◆ Request: Print the data exactly, leaving nothing out.

◆ Input data:
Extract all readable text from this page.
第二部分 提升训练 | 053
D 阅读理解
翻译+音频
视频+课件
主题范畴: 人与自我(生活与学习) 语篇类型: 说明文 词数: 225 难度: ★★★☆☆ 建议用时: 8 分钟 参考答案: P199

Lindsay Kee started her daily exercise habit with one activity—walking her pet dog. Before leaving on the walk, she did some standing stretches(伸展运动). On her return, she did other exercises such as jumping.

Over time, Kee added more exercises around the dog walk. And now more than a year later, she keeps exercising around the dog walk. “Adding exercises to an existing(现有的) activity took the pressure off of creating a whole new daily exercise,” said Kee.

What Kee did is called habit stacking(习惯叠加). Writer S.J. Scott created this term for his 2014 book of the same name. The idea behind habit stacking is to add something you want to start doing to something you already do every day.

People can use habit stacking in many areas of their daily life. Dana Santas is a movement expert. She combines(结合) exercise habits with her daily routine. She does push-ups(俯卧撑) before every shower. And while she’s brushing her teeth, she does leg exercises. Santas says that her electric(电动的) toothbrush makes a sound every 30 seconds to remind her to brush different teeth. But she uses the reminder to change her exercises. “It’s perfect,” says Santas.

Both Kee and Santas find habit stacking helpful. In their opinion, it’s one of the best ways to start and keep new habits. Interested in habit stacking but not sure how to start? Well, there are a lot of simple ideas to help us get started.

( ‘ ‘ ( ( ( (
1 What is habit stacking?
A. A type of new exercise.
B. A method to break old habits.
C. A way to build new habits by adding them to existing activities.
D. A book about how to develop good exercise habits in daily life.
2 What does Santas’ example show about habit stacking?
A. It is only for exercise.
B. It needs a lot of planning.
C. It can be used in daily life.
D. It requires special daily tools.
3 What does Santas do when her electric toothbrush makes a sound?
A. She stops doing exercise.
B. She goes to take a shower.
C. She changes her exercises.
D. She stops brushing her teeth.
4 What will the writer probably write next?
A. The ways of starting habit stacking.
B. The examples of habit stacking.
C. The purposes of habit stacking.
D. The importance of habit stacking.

◆ Output of the exercise:
Extract all readable text from this page.
第二部分 提升训练 | 053
D 阅读理解
翻译+音频
视频+课件
主题范畴: 人与自我(生活与学习) 语篇类型: 说明文 词数: 225 难度: ★★★☆☆ 建议用时: 8 分钟 参考答案: P199

Lindsay Kee started her daily exercise habit with one activity—walking her pet dog. Before leaving on the walk, she did some standing stretches(伸展运动). On her return, she did other exercises such as jumping.

Over time, Kee added more exercises around the dog walk. And now more than a year later, she keeps exercising around the dog walk. “Adding exercises to an existing(现有的) activity took the pressure off of creating a whole new daily exercise,” said Kee.

What Kee did is called habit stacking(习惯叠加). Writer S.J. Scott created this term for his 2014 book of the same name. The idea behind habit stacking is to add something you want to start doing to something you already do every day.

People can use habit stacking in many areas of their daily life. Dana Santas is a movement expert. She combines(结合) exercise habits with her daily routine. She does push-ups(俯卧撑) before every shower. And while she’s brushing her teeth, she does leg exercises. Santas says that her electric(电动的) toothbrush makes a sound every 30 seconds to remind her to brush different teeth. But she uses the reminder to change her exercises. “It’s perfect,” says Santas.

Both Kee and Santas find habit stacking helpful. In their opinion, it’s one of the best ways to start and keep new habits. Interested in habit stacking but not sure how to start? Well, there are a lot of simple ideas to help us get started.

( ‘ ‘ ( ( ( (
1 What is habit stacking?
A. A type of new exercise.
B. A method to break old habits.
C. A way to build new habits by adding them to existing activities.
D. A book about how to develop good exercise habits in daily life.
2 What does Santas’ example show about habit stacking?
A. It is only for exercise.
B. It needs a lot of planning.
C. It can be used in daily life.
D. It requires special daily tools.
3 What does Santas do when her electric toothbrush makes a sound?
A. She stops doing exercise.
B. She goes to take a shower.
C. She changes her exercises.
D. She stops brushing her teeth.
4 What will the writer probably write next?
A. The ways of starting habit stacking.
B. The examples of habit stacking.
C. The purposes of habit stacking.
D. The importance of habit stacking.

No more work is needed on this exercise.